-- Exercise materials start --

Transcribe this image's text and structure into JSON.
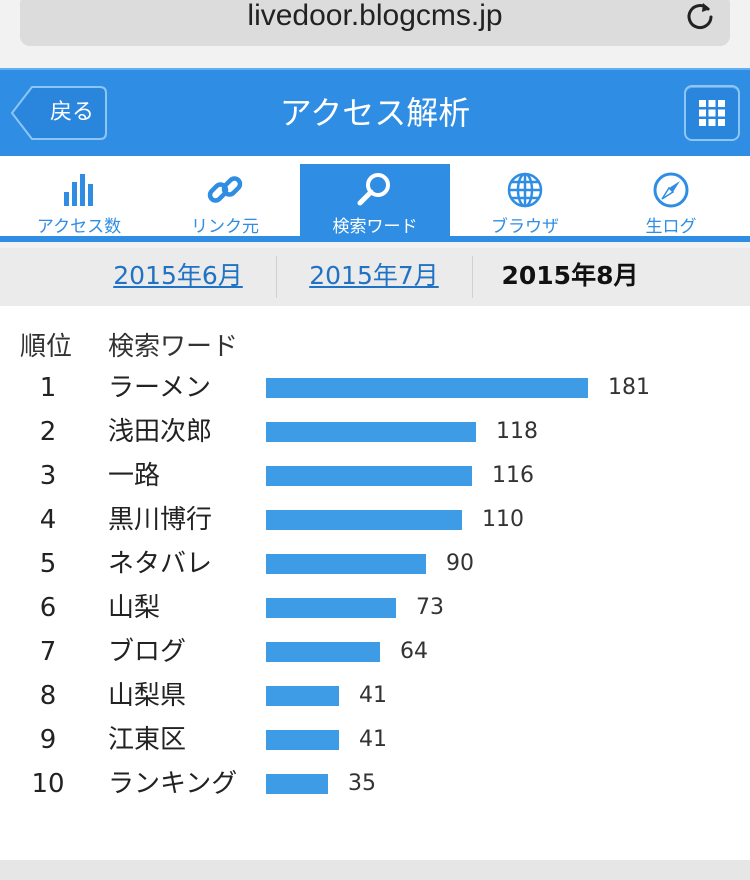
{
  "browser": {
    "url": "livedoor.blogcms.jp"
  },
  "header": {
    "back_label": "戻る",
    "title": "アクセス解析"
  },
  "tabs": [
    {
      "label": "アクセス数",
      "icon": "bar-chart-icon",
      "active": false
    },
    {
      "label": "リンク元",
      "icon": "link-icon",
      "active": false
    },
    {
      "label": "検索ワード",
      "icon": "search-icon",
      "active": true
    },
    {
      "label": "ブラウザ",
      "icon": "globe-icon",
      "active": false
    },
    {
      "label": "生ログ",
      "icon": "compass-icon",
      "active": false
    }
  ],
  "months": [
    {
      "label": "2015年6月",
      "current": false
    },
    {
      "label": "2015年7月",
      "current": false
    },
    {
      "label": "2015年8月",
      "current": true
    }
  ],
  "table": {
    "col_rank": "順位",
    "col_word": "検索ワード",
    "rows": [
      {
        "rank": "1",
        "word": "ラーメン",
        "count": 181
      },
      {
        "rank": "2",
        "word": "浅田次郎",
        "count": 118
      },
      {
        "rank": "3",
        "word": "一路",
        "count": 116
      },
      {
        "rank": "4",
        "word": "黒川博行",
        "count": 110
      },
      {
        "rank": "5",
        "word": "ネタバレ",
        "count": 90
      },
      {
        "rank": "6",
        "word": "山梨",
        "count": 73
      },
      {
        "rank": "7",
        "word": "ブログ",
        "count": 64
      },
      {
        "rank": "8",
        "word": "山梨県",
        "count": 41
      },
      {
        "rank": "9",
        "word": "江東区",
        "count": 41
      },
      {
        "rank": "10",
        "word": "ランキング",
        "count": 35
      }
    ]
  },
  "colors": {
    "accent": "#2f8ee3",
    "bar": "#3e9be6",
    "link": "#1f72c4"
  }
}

-- Exercise materials end --

What is required:
Pull every line containing the word "icon" out of the entries above.

Task answer:
      "icon": "bar-chart-icon",
      "icon": "link-icon",
      "icon": "search-icon",
      "icon": "globe-icon",
      "icon": "compass-icon",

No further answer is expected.